### Task statement
Write out the rows exactly, from the first row up to and including the row that contains "- underline-button[interactable]: U: [168, 102, 190, 123]".

-- Data provided start --

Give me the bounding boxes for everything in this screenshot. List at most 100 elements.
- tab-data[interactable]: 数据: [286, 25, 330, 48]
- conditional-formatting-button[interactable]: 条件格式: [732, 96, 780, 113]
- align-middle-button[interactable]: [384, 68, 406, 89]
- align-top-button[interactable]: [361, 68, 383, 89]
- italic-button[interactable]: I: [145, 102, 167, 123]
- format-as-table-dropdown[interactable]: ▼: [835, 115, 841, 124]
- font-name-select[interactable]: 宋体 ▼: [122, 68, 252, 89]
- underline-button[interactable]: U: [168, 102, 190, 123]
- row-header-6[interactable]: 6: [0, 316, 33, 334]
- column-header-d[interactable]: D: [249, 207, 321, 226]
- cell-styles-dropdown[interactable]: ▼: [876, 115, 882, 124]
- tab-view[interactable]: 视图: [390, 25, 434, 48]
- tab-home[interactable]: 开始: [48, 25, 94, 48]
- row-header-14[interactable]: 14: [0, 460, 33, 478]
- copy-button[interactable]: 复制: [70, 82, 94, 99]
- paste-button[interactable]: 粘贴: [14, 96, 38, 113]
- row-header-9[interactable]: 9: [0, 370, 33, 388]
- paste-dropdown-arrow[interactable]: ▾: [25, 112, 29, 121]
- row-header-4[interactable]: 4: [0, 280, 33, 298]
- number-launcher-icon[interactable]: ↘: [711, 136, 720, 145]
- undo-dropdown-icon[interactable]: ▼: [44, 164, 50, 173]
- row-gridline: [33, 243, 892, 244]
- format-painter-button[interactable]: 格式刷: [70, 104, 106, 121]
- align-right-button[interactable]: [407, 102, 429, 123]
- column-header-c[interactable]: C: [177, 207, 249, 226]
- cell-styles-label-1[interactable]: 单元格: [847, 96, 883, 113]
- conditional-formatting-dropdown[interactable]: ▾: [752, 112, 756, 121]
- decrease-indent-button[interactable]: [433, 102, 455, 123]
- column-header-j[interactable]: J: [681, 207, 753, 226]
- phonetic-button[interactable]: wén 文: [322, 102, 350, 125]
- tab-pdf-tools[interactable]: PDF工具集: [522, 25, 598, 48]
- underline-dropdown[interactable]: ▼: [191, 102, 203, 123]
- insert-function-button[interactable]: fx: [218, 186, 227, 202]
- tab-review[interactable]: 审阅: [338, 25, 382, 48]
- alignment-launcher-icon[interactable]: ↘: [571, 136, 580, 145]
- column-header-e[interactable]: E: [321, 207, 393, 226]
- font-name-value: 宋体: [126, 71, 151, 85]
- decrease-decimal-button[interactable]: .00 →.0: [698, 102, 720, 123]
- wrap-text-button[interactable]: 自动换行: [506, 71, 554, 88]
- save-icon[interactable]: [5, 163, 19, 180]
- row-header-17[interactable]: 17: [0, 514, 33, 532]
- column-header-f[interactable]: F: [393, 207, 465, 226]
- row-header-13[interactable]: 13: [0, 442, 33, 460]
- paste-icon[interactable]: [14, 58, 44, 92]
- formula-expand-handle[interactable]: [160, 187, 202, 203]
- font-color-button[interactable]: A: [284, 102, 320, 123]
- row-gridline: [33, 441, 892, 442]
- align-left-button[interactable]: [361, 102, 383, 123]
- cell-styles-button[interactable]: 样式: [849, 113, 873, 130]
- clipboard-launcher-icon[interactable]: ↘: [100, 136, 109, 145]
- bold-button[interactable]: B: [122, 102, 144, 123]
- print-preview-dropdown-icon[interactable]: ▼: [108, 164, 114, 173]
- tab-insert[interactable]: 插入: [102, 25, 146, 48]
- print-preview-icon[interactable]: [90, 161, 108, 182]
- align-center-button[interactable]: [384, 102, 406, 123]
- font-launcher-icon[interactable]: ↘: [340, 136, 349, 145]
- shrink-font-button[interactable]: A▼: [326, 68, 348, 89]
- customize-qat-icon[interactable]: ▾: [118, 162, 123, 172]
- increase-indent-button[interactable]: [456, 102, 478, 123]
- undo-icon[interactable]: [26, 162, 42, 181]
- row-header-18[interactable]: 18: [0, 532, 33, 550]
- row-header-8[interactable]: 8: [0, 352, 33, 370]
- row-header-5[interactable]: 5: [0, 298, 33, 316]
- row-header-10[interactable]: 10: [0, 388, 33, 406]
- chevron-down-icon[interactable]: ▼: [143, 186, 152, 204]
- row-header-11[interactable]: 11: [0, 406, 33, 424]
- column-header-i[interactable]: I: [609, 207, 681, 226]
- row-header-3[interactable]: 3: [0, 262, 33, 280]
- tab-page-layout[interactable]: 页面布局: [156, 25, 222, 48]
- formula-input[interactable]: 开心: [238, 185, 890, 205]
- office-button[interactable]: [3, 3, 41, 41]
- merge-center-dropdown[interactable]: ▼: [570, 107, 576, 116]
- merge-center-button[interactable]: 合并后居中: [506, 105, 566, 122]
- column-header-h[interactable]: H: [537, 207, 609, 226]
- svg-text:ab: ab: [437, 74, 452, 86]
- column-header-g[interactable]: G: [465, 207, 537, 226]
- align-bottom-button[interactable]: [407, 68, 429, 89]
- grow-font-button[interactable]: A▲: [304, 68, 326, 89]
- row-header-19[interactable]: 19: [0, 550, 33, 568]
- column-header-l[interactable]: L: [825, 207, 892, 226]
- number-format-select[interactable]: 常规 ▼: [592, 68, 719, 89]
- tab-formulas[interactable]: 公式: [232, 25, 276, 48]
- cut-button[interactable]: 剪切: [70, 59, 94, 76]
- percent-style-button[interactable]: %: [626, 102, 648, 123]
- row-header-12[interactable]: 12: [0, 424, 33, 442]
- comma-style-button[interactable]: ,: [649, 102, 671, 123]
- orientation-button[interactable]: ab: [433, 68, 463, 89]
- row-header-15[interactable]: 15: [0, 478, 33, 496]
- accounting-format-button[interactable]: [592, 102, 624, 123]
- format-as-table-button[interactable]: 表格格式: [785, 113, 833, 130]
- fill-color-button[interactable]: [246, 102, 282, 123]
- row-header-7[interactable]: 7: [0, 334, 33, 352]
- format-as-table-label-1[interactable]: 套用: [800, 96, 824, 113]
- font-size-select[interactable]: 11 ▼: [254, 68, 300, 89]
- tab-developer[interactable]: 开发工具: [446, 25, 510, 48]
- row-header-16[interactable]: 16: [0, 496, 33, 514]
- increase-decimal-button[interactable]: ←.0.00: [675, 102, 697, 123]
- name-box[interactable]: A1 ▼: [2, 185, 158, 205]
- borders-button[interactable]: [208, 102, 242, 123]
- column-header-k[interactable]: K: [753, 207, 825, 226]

-- Data provided end --

### Right answer
Give me the bounding boxes for everything in this screenshot. List at most 100 elements.
- tab-data[interactable]: 数据: [286, 25, 330, 48]
- conditional-formatting-button[interactable]: 条件格式: [732, 96, 780, 113]
- align-middle-button[interactable]: [384, 68, 406, 89]
- align-top-button[interactable]: [361, 68, 383, 89]
- italic-button[interactable]: I: [145, 102, 167, 123]
- format-as-table-dropdown[interactable]: ▼: [835, 115, 841, 124]
- font-name-select[interactable]: 宋体 ▼: [122, 68, 252, 89]
- underline-button[interactable]: U: [168, 102, 190, 123]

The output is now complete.